■ TASK DETAILS
In the entries below, count the lines holding "title". Reply with the number only.

■ TASK INPUT
★ ★ ★ ★ ★ ★ ★

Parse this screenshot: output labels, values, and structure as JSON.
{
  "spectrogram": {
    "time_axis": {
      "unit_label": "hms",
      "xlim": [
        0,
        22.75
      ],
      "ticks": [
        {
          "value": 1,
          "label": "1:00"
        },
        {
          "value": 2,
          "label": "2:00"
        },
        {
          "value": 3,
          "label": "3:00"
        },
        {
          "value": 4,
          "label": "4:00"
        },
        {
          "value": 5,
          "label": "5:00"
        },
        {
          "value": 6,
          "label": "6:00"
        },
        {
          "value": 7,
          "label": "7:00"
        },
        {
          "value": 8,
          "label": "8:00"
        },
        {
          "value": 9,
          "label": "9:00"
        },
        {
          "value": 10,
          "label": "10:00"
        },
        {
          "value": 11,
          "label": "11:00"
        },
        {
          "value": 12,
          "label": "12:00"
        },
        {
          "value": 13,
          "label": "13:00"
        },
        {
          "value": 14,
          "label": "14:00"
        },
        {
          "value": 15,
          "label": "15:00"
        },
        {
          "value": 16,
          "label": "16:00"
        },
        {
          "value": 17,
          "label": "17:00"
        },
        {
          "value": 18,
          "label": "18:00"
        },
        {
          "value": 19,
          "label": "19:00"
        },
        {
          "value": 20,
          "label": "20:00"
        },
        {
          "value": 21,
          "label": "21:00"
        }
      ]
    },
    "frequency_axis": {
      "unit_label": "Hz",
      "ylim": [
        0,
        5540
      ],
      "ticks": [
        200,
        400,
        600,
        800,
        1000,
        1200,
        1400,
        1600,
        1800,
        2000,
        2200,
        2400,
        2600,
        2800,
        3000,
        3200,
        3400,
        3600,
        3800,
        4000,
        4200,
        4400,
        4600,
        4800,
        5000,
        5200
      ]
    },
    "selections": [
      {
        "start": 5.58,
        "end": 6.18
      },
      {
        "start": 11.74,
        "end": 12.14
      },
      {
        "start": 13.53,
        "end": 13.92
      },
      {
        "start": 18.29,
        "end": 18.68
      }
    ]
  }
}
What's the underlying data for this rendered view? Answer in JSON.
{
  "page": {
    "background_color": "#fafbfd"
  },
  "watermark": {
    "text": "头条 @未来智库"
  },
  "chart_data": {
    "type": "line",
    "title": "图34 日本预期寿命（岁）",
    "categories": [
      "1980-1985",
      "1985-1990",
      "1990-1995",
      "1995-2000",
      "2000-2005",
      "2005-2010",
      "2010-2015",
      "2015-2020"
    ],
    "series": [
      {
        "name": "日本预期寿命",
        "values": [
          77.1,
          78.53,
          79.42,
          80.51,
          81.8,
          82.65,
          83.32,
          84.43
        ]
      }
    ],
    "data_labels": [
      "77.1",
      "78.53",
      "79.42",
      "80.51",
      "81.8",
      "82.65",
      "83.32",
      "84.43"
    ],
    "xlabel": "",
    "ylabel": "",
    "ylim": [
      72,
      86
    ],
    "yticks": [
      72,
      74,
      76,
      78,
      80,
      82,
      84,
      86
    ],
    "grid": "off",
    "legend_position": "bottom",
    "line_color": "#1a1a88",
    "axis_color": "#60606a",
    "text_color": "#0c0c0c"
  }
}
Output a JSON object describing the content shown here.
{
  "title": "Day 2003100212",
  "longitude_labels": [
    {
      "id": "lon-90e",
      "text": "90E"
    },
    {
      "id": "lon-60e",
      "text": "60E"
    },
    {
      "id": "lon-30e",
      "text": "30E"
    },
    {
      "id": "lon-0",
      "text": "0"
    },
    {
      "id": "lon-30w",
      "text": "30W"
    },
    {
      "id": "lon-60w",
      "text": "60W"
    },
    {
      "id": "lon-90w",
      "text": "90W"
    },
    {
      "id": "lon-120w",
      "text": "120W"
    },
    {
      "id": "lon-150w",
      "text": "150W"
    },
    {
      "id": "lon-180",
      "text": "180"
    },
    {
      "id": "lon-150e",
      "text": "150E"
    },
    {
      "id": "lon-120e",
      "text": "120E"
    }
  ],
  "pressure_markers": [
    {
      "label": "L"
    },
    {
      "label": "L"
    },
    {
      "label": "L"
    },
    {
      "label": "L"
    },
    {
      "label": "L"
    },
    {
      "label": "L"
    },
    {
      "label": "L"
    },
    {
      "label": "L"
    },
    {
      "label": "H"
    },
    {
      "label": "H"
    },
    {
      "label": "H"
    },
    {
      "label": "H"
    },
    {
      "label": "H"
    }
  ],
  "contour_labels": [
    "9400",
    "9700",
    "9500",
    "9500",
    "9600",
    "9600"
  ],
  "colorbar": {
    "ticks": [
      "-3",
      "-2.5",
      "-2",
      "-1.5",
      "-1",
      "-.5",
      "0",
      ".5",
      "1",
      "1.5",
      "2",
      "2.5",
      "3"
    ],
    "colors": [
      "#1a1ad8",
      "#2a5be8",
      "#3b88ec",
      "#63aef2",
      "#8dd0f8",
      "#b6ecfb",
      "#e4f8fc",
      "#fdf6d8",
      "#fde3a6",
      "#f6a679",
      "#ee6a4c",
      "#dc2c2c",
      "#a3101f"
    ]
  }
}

★ ★ ★ ★ ★ ★ ★

■ SOLUTION FOR THIS PROBLEM
2